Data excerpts
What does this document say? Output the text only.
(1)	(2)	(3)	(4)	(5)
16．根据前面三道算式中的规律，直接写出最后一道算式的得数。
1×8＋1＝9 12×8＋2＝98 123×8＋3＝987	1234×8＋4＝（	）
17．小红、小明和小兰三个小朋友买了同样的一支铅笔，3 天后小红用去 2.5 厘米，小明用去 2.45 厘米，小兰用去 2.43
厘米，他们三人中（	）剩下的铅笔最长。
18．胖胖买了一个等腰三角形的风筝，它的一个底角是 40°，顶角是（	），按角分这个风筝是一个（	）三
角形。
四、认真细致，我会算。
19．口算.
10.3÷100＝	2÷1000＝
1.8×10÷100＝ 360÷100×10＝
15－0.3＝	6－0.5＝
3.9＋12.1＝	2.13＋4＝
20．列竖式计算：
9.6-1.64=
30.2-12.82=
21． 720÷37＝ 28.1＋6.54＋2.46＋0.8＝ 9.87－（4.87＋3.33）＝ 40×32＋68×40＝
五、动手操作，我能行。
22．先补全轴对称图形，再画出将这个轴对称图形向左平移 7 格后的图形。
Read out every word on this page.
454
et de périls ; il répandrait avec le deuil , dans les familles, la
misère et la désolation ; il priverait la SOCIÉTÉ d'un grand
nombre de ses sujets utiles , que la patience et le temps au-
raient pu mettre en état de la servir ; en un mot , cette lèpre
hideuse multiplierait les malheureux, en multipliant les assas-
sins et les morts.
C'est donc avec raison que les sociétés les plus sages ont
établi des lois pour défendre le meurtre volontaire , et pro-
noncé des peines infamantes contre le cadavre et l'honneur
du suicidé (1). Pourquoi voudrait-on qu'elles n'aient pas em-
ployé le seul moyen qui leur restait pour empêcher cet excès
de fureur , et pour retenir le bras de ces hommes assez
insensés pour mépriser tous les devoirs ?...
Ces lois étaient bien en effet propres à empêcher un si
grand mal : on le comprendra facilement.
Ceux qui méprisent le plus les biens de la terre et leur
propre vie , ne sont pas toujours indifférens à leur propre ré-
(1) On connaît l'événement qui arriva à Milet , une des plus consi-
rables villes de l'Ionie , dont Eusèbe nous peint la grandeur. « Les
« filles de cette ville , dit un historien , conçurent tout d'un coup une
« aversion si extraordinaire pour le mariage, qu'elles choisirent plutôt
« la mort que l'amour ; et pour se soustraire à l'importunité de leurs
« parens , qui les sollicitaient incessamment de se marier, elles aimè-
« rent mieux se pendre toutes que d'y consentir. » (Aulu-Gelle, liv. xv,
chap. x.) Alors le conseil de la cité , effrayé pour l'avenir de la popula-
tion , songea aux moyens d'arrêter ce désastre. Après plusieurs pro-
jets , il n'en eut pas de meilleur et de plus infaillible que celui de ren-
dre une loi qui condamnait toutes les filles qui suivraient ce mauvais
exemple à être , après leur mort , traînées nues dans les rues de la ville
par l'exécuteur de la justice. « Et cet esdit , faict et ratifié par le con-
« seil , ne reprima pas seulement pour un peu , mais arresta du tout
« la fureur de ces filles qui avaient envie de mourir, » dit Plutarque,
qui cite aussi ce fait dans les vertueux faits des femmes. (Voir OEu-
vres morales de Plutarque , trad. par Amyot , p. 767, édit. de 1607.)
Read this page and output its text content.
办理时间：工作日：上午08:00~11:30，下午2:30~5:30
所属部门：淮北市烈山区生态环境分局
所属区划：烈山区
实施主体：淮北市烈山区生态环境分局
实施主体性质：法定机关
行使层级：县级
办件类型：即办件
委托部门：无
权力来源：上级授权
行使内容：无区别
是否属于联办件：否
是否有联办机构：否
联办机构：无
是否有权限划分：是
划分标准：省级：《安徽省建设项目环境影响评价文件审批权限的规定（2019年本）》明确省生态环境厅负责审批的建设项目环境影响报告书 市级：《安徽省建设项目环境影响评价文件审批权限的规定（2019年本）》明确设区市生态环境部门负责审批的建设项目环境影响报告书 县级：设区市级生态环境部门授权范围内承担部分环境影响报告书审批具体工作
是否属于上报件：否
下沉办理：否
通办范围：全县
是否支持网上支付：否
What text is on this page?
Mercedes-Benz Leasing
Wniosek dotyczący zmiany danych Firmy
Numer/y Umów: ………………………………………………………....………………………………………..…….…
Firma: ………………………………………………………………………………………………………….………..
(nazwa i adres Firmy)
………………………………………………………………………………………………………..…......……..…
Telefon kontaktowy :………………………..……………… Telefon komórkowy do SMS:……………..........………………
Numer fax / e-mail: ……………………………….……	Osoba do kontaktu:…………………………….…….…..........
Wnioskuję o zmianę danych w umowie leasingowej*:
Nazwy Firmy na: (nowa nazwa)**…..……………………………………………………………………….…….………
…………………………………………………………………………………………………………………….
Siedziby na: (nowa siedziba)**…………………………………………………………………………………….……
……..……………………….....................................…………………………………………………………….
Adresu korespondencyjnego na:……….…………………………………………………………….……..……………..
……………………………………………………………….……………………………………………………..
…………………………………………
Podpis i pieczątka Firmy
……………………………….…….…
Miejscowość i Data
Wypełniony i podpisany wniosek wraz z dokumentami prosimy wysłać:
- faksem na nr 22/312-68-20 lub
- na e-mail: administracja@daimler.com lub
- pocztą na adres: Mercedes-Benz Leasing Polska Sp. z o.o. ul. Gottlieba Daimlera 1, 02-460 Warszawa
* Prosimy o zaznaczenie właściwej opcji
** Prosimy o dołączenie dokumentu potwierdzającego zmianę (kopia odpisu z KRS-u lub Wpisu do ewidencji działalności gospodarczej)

▶ **EXERCISE DESCRIPTION**: Copy the entries above exactly, leaving none out.

▶ **TASK RESULT**:
What does this document say? Output the text only.
(1)	(2)	(3)	(4)	(5)
16．根据前面三道算式中的规律，直接写出最后一道算式的得数。
1×8＋1＝9 12×8＋2＝98 123×8＋3＝987	1234×8＋4＝（	）
17．小红、小明和小兰三个小朋友买了同样的一支铅笔，3 天后小红用去 2.5 厘米，小明用去 2.45 厘米，小兰用去 2.43
厘米，他们三人中（	）剩下的铅笔最长。
18．胖胖买了一个等腰三角形的风筝，它的一个底角是 40°，顶角是（	），按角分这个风筝是一个（	）三
角形。
四、认真细致，我会算。
19．口算.
10.3÷100＝	2÷1000＝
1.8×10÷100＝ 360÷100×10＝
15－0.3＝	6－0.5＝
3.9＋12.1＝	2.13＋4＝
20．列竖式计算：
9.6-1.64=
30.2-12.82=
21． 720÷37＝ 28.1＋6.54＋2.46＋0.8＝ 9.87－（4.87＋3.33）＝ 40×32＋68×40＝
五、动手操作，我能行。
22．先补全轴对称图形，再画出将这个轴对称图形向左平移 7 格后的图形。
Read out every word on this page.
454
et de périls ; il répandrait avec le deuil , dans les familles, la
misère et la désolation ; il priverait la SOCIÉTÉ d'un grand
nombre de ses sujets utiles , que la patience et le temps au-
raient pu mettre en état de la servir ; en un mot , cette lèpre
hideuse multiplierait les malheureux, en multipliant les assas-
sins et les morts.
C'est donc avec raison que les sociétés les plus sages ont
établi des lois pour défendre le meurtre volontaire , et pro-
noncé des peines infamantes contre le cadavre et l'honneur
du suicidé (1). Pourquoi voudrait-on qu'elles n'aient pas em-
ployé le seul moyen qui leur restait pour empêcher cet excès
de fureur , et pour retenir le bras de ces hommes assez
insensés pour mépriser tous les devoirs ?...
Ces lois étaient bien en effet propres à empêcher un si
grand mal : on le comprendra facilement.
Ceux qui méprisent le plus les biens de la terre et leur
propre vie , ne sont pas toujours indifférens à leur propre ré-
(1) On connaît l'événement qui arriva à Milet , une des plus consi-
rables villes de l'Ionie , dont Eusèbe nous peint la grandeur. « Les
« filles de cette ville , dit un historien , conçurent tout d'un coup une
« aversion si extraordinaire pour le mariage, qu'elles choisirent plutôt
« la mort que l'amour ; et pour se soustraire à l'importunité de leurs
« parens , qui les sollicitaient incessamment de se marier, elles aimè-
« rent mieux se pendre toutes que d'y consentir. » (Aulu-Gelle, liv. xv,
chap. x.) Alors le conseil de la cité , effrayé pour l'avenir de la popula-
tion , songea aux moyens d'arrêter ce désastre. Après plusieurs pro-
jets , il n'en eut pas de meilleur et de plus infaillible que celui de ren-
dre une loi qui condamnait toutes les filles qui suivraient ce mauvais
exemple à être , après leur mort , traînées nues dans les rues de la ville
par l'exécuteur de la justice. « Et cet esdit , faict et ratifié par le con-
« seil , ne reprima pas seulement pour un peu , mais arresta du tout
« la fureur de ces filles qui avaient envie de mourir, » dit Plutarque,
qui cite aussi ce fait dans les vertueux faits des femmes. (Voir OEu-
vres morales de Plutarque , trad. par Amyot , p. 767, édit. de 1607.)
Read this page and output its text content.
办理时间：工作日：上午08:00~11:30，下午2:30~5:30
所属部门：淮北市烈山区生态环境分局
所属区划：烈山区
实施主体：淮北市烈山区生态环境分局
实施主体性质：法定机关
行使层级：县级
办件类型：即办件
委托部门：无
权力来源：上级授权
行使内容：无区别
是否属于联办件：否
是否有联办机构：否
联办机构：无
是否有权限划分：是
划分标准：省级：《安徽省建设项目环境影响评价文件审批权限的规定（2019年本）》明确省生态环境厅负责审批的建设项目环境影响报告书 市级：《安徽省建设项目环境影响评价文件审批权限的规定（2019年本）》明确设区市生态环境部门负责审批的建设项目环境影响报告书 县级：设区市级生态环境部门授权范围内承担部分环境影响报告书审批具体工作
是否属于上报件：否
下沉办理：否
通办范围：全县
是否支持网上支付：否
What text is on this page?
Mercedes-Benz Leasing
Wniosek dotyczący zmiany danych Firmy
Numer/y Umów: ………………………………………………………....………………………………………..…….…
Firma: ………………………………………………………………………………………………………….………..
(nazwa i adres Firmy)
………………………………………………………………………………………………………..…......……..…
Telefon kontaktowy :………………………..……………… Telefon komórkowy do SMS:……………..........………………
Numer fax / e-mail: ……………………………….……	Osoba do kontaktu:…………………………….…….…..........
Wnioskuję o zmianę danych w umowie leasingowej*:
Nazwy Firmy na: (nowa nazwa)**…..……………………………………………………………………….…….………
…………………………………………………………………………………………………………………….
Siedziby na: (nowa siedziba)**…………………………………………………………………………………….……
……..……………………….....................................…………………………………………………………….
Adresu korespondencyjnego na:……….…………………………………………………………….……..……………..
……………………………………………………………….……………………………………………………..
…………………………………………
Podpis i pieczątka Firmy
……………………………….…….…
Miejscowość i Data
Wypełniony i podpisany wniosek wraz z dokumentami prosimy wysłać:
- faksem na nr 22/312-68-20 lub
- na e-mail: administracja@daimler.com lub
- pocztą na adres: Mercedes-Benz Leasing Polska Sp. z o.o. ul. Gottlieba Daimlera 1, 02-460 Warszawa
* Prosimy o zaznaczenie właściwej opcji
** Prosimy o dołączenie dokumentu potwierdzającego zmianę (kopia odpisu z KRS-u lub Wpisu do ewidencji działalności gospodarczej)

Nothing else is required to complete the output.